## What you need to do
1) According to the megadungeon map text, why did the author decide to produce a more refined map of the dungeon? Answer in one to three sentences.
2) Continue the megadungeon map text, beginning right after its final sentence about rekeying some of the rooms.
== Provided text
These maps, along with a rougher one for Level 2, sustained play for a few months. Over this time, the campaign began to feel less like an experiment for me. The players were really connecting to the mysteries of the dungeon. The practices I adapted to run a open-ish table game in a living dungeon seemed to be working. I decided a true ongoing concern needed a more refined map.
This new map isn’t that different form the first drafts outside of use of ink and color on the whole thing. I attempted to draw the two halves of Level 1 along with a Trojan fortress sublevel (which is seen in the first map) all together. I deployed different colors to attempt to differentiate the different parts of this dungeon level. Not pictured is a garden path that connected “2” to “36” (previously known as “2-1”). This map lasted for the rest of the year of play.
About a year into running the megadungeon, I decided to followed the advice found on p. 8 of Vol. 3 Underworld and Wilderness Adventures on “Maintaining Freshness.” The general idea of the guidence is that as the players clear rooms and map the dungeon, play could grow boring. So, a DM should change and expand the map along with rekeying some of the rooms.
====
== Record list
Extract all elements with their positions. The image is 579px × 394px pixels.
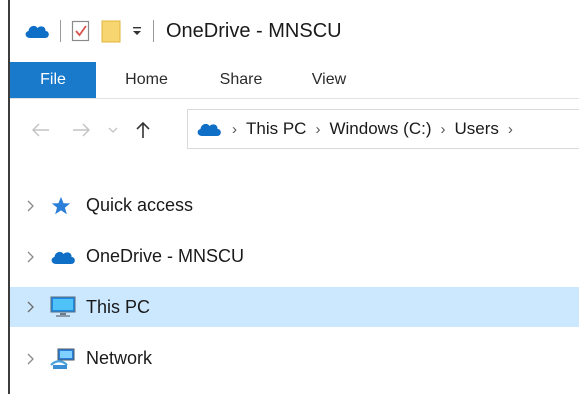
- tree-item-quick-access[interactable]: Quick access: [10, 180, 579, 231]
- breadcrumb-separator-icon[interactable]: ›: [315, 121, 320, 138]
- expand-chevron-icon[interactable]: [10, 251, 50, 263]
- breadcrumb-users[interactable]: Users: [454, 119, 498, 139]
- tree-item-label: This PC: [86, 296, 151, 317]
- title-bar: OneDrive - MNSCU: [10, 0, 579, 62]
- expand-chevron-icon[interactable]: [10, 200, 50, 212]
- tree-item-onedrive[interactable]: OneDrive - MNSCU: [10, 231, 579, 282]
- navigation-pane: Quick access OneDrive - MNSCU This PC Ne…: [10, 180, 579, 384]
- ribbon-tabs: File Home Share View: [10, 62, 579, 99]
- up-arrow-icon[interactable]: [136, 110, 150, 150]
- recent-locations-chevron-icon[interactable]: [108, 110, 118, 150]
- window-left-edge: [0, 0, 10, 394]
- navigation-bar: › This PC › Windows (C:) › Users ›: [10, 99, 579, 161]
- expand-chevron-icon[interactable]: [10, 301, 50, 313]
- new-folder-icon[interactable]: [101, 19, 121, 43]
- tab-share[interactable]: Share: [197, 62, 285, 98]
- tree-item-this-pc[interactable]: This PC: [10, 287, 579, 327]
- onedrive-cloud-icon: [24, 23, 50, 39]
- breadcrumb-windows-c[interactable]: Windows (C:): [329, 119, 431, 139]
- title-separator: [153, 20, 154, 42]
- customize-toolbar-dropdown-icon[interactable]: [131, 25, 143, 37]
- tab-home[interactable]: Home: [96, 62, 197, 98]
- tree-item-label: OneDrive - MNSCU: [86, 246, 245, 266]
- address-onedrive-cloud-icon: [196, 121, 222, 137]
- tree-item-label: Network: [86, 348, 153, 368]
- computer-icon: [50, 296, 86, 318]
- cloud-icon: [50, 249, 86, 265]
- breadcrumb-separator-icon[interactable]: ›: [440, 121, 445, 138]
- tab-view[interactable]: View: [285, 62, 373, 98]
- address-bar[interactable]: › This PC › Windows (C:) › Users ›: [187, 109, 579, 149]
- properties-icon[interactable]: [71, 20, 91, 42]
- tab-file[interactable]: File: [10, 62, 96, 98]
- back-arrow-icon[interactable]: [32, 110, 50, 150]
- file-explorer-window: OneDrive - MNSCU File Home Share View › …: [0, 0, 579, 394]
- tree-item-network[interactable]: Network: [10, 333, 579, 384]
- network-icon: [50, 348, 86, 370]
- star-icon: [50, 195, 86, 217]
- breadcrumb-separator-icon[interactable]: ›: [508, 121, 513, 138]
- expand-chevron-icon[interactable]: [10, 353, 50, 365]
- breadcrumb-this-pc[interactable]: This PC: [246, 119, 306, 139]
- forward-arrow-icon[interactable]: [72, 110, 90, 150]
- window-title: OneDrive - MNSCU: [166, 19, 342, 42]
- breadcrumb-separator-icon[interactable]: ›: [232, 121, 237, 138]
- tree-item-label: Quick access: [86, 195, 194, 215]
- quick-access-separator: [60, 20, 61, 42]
====
## Answers to the exercises
1) Over a few months of play, the campaign had come to feel less like an experiment: the players were connecting with the mysteries of the dungeon, and the author's adapted practices for an open-ish table in a living dungeon seemed to be working. The author therefore judged that a true ongoing concern needed a more refined map.

2)
The biggest changes I made to the included redesigning a lot of the western section of the map and creating another entrance to the dungeon in an expanded cave system in the eastern proportion. In the northwestern proportion of the map, I had the architectural changes occur at the hands of a group of goblins created by the former apprentice of Prospero the Blue. The southwestern changes were forced by the arcane rituals of the agents of Prospera the Indigo.
In this map, I feel like I finally hit one form design and presentation ideas that I continued to carry forward in future maps. Absent from this map is the Trojan fortress sublevel while the overlapping garden path connecting the eastern and western portions of the map as added in. I found the multicolor overlay of the previous representation of overlapping elements too difficult to parse through at the table. Overall, I found the updated map a success. To this day, I generally keep to annual map revitalization when I can.
Spurred on by the passage of another year of play and the defeat of the agents of Prospera the Indigo, a new Level 1 was drawn up. A big part of changes in the map was caused by the interruption and failure of the rituals of these occult operatives. This lead to the most drastic alternations occurring in the southwestern section of the map.
This final Level 1 map is not as finished as the last few. One reason was I wanted to start creating a blue sketchbook dedicated solely to the “Seclusium of Prospero the Blue” and the environs there around. All my previous maps and keys were in the catch-all sketchbooks I carried with me all the time. The fact that not long after this map’s creation that I started thinking about a change in campaigns that lead to the Twilight Age also played into the lack of polish present in the map.
Sailing On From Fair Cuccagna
Why did I feel this need to move on from Cuccagna? As much I as touted the megadungeon campaign as a “good enough” form in my last newsletter, this idea is not a rigid dogma for continuing something at all costs. What Fools These Adventurers Be had developed some flaws in execution that were beginning to cause a breakdown in the enterprise that made it unfulfilling as a DM.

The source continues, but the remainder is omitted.